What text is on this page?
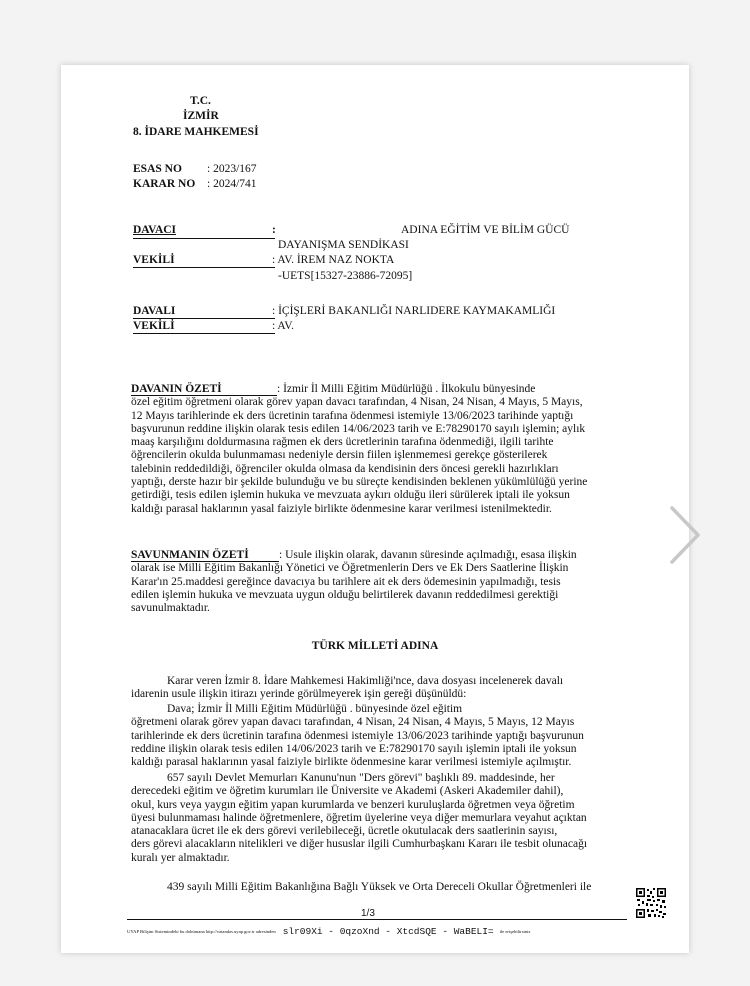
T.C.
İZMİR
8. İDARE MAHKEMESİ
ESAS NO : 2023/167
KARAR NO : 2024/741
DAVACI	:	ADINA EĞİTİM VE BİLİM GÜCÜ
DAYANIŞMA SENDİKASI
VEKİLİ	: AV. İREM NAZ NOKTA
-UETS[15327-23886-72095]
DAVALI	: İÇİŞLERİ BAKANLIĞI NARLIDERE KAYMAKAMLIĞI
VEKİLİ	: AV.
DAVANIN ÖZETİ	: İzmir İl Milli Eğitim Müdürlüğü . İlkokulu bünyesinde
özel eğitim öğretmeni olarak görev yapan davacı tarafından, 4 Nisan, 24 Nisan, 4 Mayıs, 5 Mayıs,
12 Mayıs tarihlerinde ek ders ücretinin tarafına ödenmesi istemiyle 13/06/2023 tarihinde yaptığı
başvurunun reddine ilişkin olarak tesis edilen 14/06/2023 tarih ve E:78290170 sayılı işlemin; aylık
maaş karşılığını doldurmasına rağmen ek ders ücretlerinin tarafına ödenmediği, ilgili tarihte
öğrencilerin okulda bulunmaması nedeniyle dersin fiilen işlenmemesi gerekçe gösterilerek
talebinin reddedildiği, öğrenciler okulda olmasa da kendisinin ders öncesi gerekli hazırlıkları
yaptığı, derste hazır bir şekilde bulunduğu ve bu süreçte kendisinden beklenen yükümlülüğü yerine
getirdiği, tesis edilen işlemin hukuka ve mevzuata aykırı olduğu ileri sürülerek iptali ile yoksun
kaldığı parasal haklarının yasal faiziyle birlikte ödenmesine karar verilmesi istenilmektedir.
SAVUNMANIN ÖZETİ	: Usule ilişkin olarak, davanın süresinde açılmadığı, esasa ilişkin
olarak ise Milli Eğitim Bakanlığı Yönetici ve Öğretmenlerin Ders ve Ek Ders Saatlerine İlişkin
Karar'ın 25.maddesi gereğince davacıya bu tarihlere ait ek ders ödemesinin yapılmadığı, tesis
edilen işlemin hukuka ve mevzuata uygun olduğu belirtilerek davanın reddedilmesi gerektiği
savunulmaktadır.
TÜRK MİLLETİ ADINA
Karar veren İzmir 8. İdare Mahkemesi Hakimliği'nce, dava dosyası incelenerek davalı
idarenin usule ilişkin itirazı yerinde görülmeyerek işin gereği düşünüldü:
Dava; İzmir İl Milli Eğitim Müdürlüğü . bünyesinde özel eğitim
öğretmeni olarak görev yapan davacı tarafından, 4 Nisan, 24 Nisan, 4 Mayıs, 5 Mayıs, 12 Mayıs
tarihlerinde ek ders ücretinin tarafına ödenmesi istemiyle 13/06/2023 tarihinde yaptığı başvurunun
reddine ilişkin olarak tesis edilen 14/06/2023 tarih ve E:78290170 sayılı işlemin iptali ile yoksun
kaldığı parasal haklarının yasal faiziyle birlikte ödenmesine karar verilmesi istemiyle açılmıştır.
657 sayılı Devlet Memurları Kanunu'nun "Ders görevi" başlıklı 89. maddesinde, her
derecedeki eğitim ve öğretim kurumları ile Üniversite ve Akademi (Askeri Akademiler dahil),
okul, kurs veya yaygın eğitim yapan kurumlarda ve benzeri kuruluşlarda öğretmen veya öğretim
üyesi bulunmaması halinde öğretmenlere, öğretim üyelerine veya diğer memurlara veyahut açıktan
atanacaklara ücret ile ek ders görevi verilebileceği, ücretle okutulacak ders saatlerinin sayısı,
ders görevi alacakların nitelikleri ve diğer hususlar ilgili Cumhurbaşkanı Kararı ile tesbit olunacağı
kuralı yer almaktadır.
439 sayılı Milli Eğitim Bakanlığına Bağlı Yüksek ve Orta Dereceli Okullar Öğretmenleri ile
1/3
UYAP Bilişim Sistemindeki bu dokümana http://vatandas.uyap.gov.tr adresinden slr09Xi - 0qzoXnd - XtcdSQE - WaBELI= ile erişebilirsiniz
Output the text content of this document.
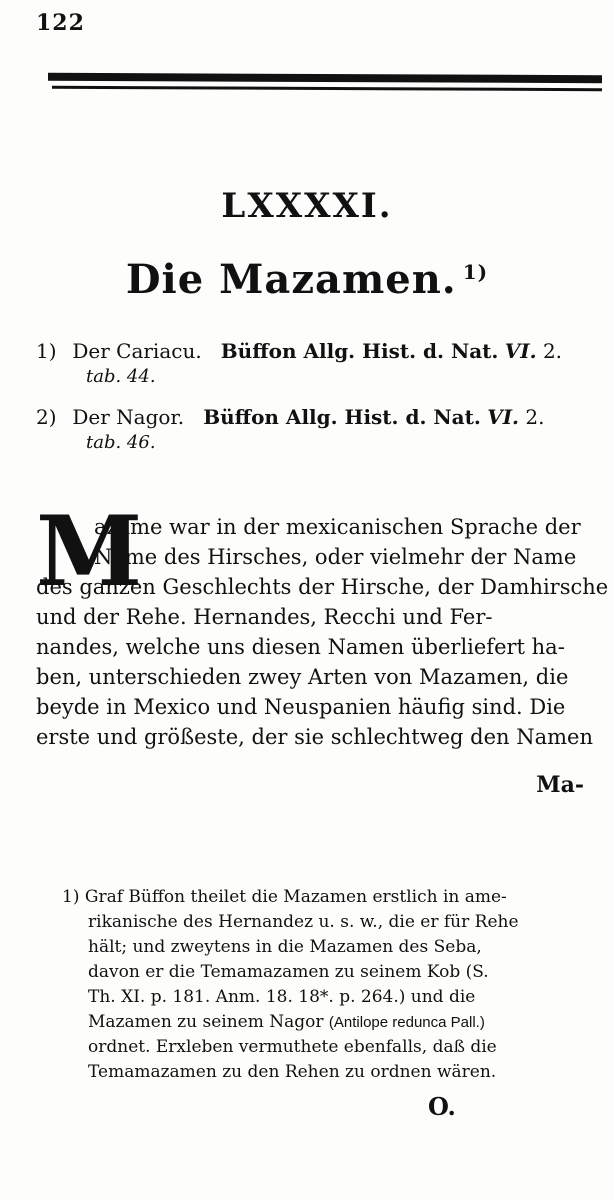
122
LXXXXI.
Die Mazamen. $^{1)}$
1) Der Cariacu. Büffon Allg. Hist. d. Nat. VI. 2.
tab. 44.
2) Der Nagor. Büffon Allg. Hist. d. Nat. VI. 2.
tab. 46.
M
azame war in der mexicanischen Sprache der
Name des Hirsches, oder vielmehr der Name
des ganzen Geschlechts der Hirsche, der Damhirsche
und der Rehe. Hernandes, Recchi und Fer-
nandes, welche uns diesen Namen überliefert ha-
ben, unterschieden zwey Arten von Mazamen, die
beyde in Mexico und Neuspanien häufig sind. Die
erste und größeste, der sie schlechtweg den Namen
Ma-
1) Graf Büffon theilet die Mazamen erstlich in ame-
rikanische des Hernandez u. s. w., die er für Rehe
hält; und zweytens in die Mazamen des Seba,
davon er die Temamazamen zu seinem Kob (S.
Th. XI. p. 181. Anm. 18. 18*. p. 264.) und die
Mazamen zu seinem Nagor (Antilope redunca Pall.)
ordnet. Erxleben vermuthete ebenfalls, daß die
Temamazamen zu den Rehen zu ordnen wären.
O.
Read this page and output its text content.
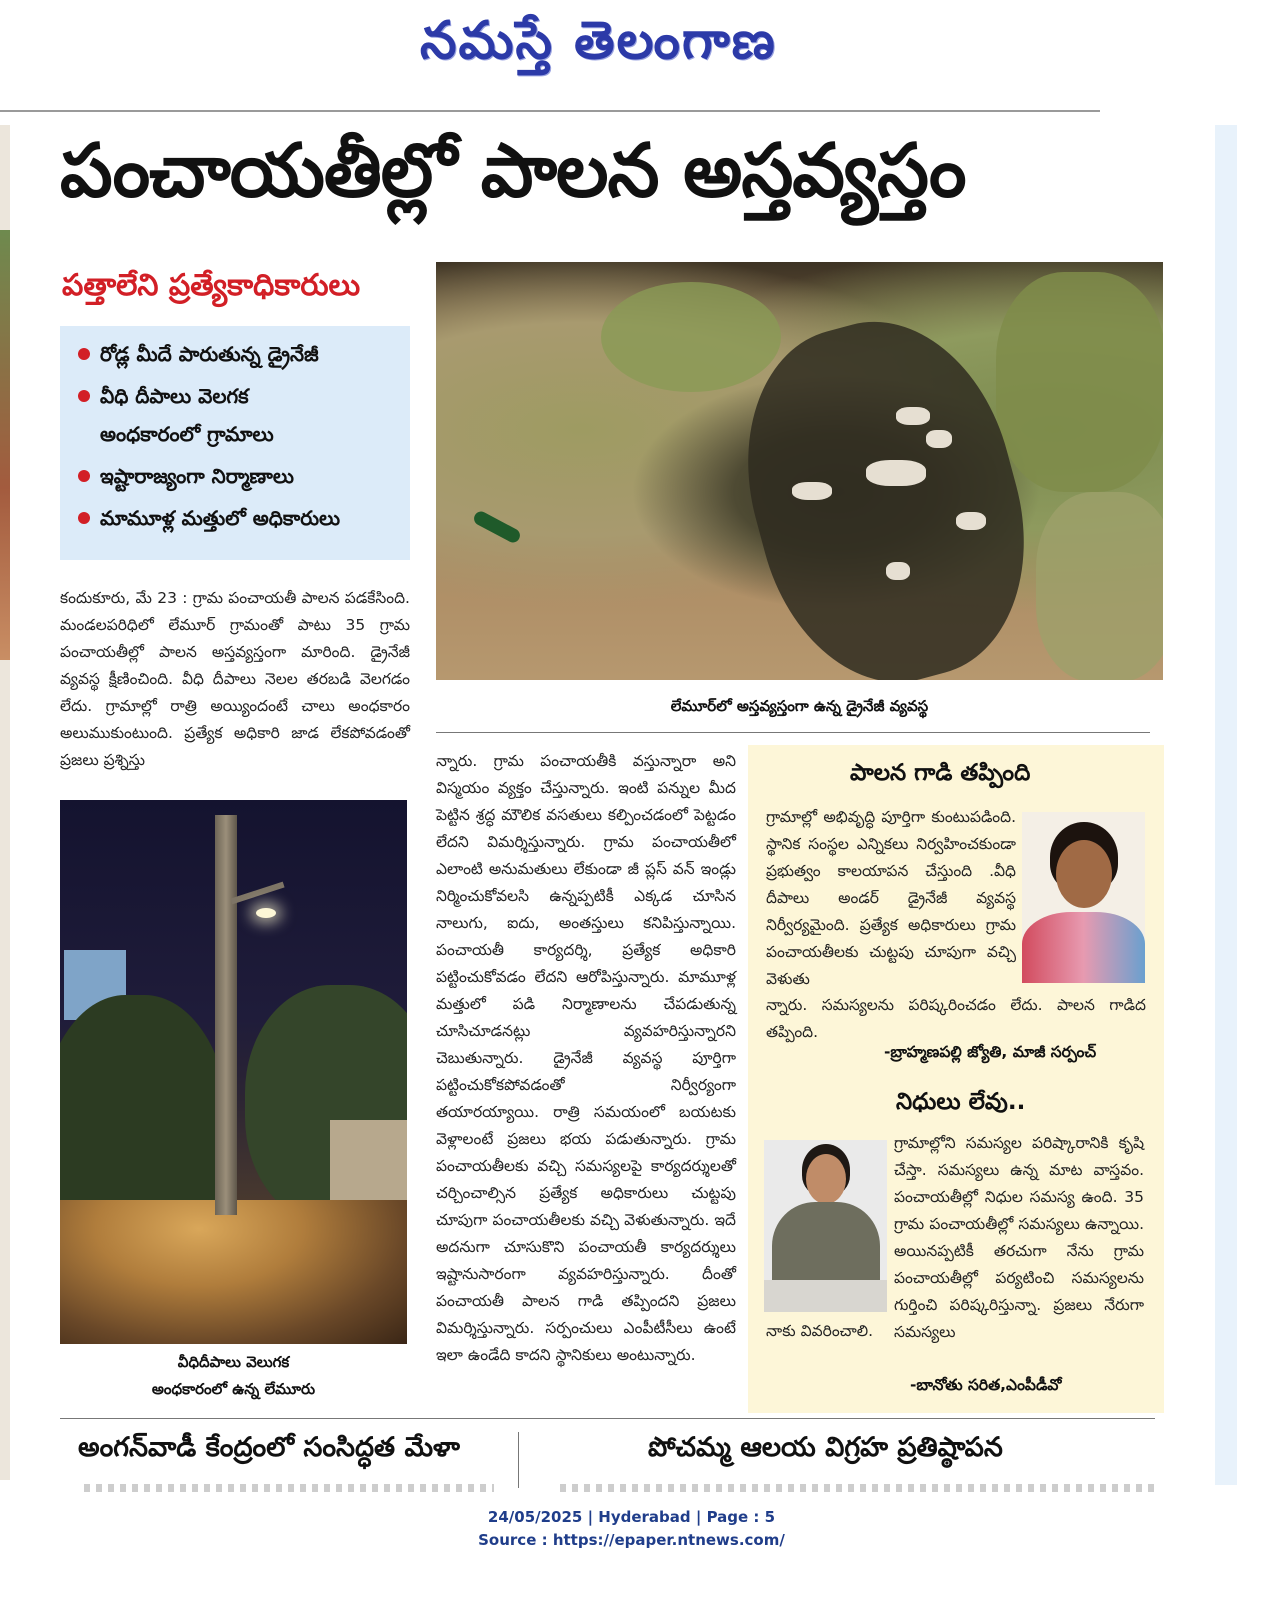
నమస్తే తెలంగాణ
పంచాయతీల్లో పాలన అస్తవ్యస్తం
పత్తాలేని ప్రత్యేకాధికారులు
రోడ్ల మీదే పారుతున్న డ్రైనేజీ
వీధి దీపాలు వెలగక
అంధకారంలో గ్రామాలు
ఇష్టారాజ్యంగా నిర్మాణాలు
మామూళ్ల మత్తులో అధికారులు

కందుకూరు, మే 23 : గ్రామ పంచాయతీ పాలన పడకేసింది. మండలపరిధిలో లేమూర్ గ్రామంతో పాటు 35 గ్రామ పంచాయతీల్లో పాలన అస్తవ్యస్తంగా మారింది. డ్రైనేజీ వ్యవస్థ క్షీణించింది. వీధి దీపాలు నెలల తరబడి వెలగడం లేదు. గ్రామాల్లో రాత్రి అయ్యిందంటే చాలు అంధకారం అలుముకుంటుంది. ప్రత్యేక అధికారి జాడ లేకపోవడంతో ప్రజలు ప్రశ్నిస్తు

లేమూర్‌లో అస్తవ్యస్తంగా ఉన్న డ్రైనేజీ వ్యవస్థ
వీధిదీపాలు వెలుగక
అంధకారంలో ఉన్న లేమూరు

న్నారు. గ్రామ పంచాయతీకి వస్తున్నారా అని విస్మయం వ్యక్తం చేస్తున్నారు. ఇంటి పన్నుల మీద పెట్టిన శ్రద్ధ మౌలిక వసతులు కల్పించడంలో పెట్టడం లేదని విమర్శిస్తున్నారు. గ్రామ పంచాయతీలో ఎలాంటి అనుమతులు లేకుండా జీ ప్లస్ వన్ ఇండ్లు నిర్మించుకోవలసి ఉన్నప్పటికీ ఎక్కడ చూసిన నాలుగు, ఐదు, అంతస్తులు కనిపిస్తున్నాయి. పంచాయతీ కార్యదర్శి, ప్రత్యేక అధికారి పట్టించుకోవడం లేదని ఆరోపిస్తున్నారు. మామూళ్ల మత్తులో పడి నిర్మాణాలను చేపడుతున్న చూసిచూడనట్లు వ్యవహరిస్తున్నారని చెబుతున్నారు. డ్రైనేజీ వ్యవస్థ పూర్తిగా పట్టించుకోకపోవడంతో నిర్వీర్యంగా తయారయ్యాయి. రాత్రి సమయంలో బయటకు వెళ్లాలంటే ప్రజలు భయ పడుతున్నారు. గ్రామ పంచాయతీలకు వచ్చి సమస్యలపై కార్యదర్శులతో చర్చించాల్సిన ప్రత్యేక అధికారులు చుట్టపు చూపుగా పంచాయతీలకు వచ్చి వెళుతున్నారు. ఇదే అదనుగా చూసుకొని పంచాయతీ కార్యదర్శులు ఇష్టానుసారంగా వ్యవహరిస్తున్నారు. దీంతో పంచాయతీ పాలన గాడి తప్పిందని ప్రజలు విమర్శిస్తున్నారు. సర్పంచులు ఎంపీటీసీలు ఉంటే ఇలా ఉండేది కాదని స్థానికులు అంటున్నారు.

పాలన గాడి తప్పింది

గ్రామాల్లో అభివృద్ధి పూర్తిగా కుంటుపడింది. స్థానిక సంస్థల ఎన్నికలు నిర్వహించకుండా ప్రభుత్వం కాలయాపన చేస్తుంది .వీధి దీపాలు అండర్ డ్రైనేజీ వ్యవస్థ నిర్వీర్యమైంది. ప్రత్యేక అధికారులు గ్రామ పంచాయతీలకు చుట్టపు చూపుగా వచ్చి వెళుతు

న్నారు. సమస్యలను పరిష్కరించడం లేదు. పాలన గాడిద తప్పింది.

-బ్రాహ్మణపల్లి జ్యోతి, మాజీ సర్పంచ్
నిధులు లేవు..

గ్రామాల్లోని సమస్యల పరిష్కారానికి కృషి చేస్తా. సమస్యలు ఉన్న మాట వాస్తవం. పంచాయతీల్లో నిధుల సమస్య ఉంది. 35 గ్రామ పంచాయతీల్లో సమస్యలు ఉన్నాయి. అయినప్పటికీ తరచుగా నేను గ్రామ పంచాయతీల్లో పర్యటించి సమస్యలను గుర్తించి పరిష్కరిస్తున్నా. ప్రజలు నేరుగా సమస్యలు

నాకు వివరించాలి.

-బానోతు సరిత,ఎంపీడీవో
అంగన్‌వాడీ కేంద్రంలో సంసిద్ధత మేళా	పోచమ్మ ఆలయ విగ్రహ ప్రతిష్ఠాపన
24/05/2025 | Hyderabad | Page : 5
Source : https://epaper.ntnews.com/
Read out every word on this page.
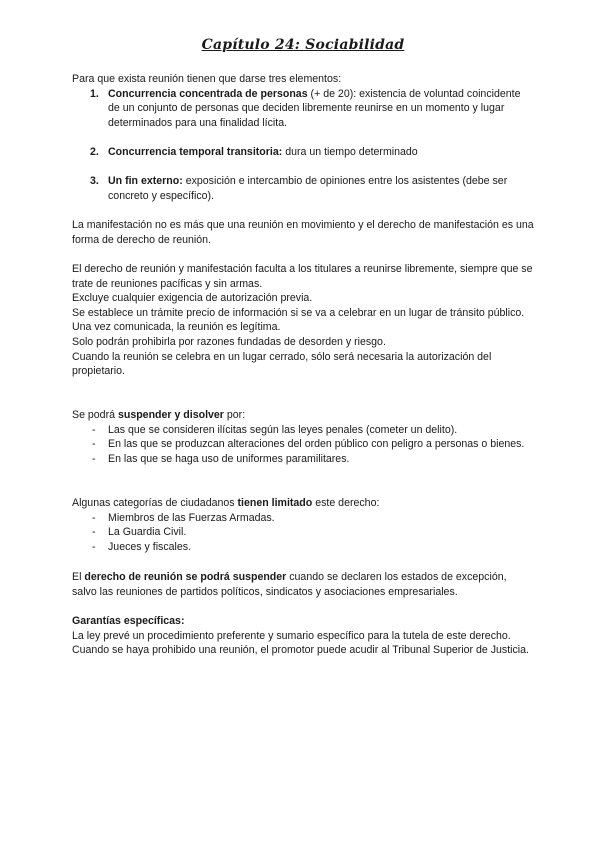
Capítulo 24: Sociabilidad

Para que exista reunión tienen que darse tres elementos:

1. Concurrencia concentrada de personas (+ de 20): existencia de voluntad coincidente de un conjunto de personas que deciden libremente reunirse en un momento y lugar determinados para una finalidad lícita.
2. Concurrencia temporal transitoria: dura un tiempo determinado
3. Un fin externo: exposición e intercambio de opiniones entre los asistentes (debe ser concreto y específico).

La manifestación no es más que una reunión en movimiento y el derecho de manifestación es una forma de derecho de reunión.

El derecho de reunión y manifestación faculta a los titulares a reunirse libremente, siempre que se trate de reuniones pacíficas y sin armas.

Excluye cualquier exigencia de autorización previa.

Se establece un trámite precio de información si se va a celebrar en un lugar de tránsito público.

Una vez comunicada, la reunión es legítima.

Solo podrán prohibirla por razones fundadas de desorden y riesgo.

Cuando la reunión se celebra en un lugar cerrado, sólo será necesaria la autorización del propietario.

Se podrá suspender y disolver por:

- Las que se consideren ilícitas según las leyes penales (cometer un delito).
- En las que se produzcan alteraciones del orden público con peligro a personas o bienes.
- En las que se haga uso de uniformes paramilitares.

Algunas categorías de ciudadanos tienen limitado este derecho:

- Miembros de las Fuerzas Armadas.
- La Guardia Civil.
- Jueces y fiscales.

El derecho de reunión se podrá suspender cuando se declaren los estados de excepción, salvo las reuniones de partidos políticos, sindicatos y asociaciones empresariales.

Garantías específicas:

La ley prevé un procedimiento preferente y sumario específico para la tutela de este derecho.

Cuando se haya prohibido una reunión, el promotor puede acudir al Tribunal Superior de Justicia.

§ §

Find the lines containing "faiziyle" and pull them out.

kaldığı parasal haklarının yasal faiziyle birlikte ödenmesine karar verilmesi istenilmektedir.
kaldığı parasal haklarının yasal faiziyle birlikte ödenmesine karar verilmesi istemiyle açılmıştır.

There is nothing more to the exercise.